- _What you need to do_: According to the film speed text, what range of film speeds did the film speed dial of the Canon A-1 (1978) support?

- _Source text_:
Conversion between current scales FR with both ASA and DIN markings Conversion from arithmetic speed
S to logarithmic speed
S° is given by :S^\circ = 10 \log S + 1 and rounding to the nearest integer; the log is base 10. Conversion from logarithmic speed to arithmetic speed is given by :S = 10^{\left( {S^\circ - 1} \right)/10} and rounding to the nearest standard arithmetic speed in Table 1 below. Table notes: • Speeds shown in bold under APEX, ISO, and ASA are values actually assigned in speed standards from the respective agencies; other values are calculated extensions to assigned speeds using the same progressions as for the assigned speeds. • APEX
Sv values 1 to 10 correspond with logarithmic ASA grades 1° to 10° found in ASA PH2.5-1960. • ASA arithmetic speeds from 4 to 5 are taken from ANSI PH2.21-1979 (Table 1, p. 8). • ASA arithmetic speeds from 6 to 3200 are taken from ANSI PH2.5-1979 (Table 1, p. 5) and ANSI PH2.27-1979. • ISO arithmetic speeds from 4 to 3200 are taken from ISO 5800:1987 (Table "ISO speed scales", p. 4). • ISO arithmetic speeds from 6 to 10000 are taken from ISO 12232:1998 (Table 1, p. 9). • ISO 12232:1998 does not specify speeds greater than 10000. However, the upper limit for
Snoise 10000 was given as 12500, suggesting that ISO may have envisioned a progression of 12500, 25000, 50000, and 100000, similar to that from 1250 to 10000. This was consistent with ASA PH2.12-1961. For digital cameras, Nikon, Canon, Sony, Pentax, and Fujifilm chose to express the greater speeds in an exact power-of-2 progression from the highest previously realized speed (6400) rather than rounding to an extension of the existing progression. Speed ratings greater than 10000 have finally been defined in ISO 12232:2019. • Most of the modern
35 mm film SLRs support an automatic film speed range from ISO 25/15° to 5000/38° with
DX-coded films, or ISO 6/9° to 6400/39° manually (without utilizing
exposure compensation). The film speed range with support for
TTL flash is smaller, typically ISO 12/12° to 3200/36° or less. • The Booster accessory for the
Canon Pellix QL (1965) and
Canon FT QL (1966) supported film speeds from 25 to 12800 ASA. • The film speed dial of the
Canon A-1 (1978) supported a speed range from 6 to 12800 ASA (but already called ISO film speeds in the manual). On this camera exposure compensation and extreme film speeds were mutually exclusive. • The
Leica R8 (1996) and
R9 (2002) officially supported film speeds of 8000/40°, 10000/41° and 12800/42° (in the case of the R8) or 12500/42° (in the case of the R9), and utilizing its ±3 EV exposure compensation the range could be extended from ISO 0.8/0° to ISO 100000/51° in half exposure steps. • Digital camera manufacturers' arithmetic speeds from 12800 to 409600 are from specifications by Nikon (12800, 25600, 51200, 102400 in 2009, 204800 in 2012, 409600 in 2014), Canon (12800, 25600, 51200, 102400 in 2009, 204800 in 2011, 4000000 in 2015), Sony (12800 in 2009, 25600 in 2010, 409600 in 2014), Pentax (12800, 25600, 51200 in 2010, 102400, 204800 in 2014), and Fujifilm (12800 in 2011).

- _Supplied material_:
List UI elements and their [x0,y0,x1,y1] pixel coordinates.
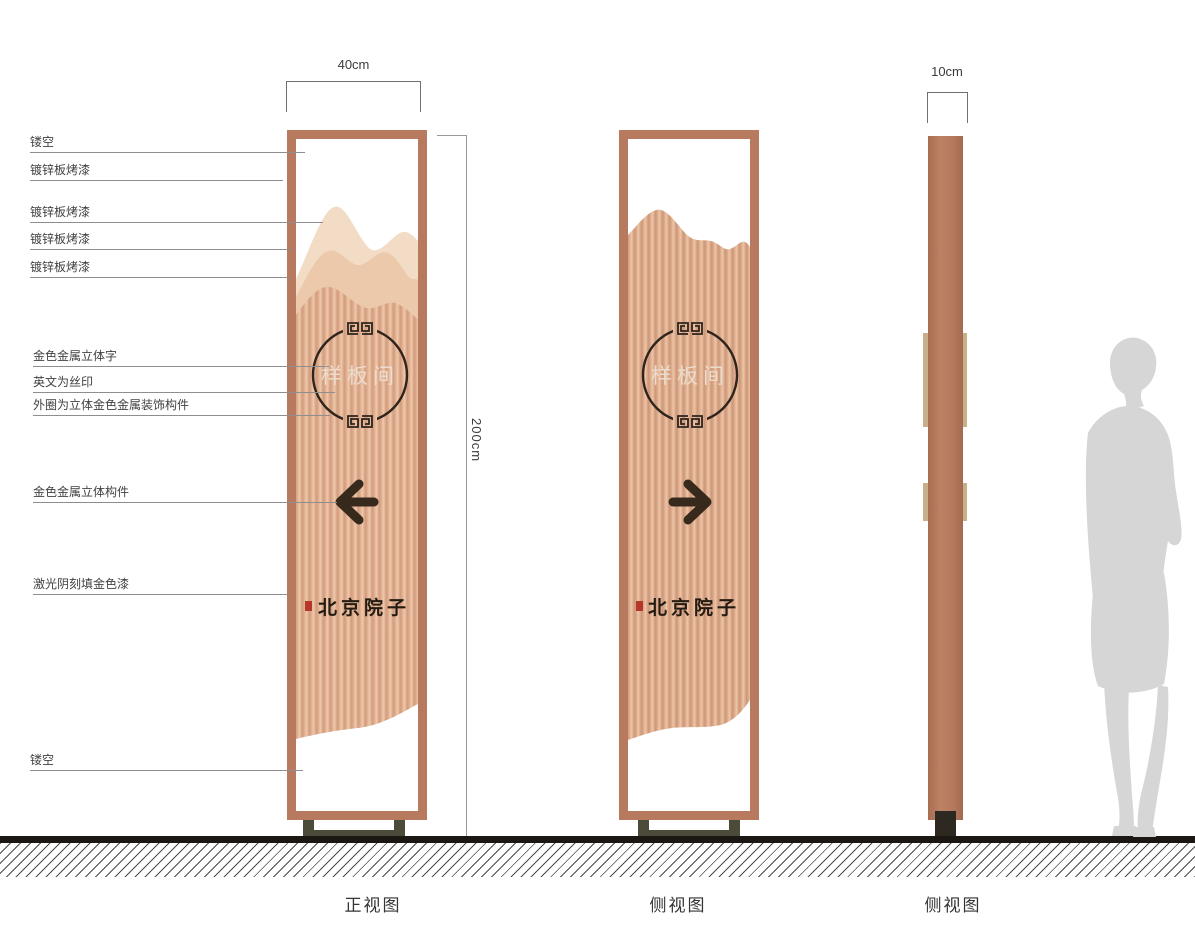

- _Written response_: From 6 to 12800 ASA.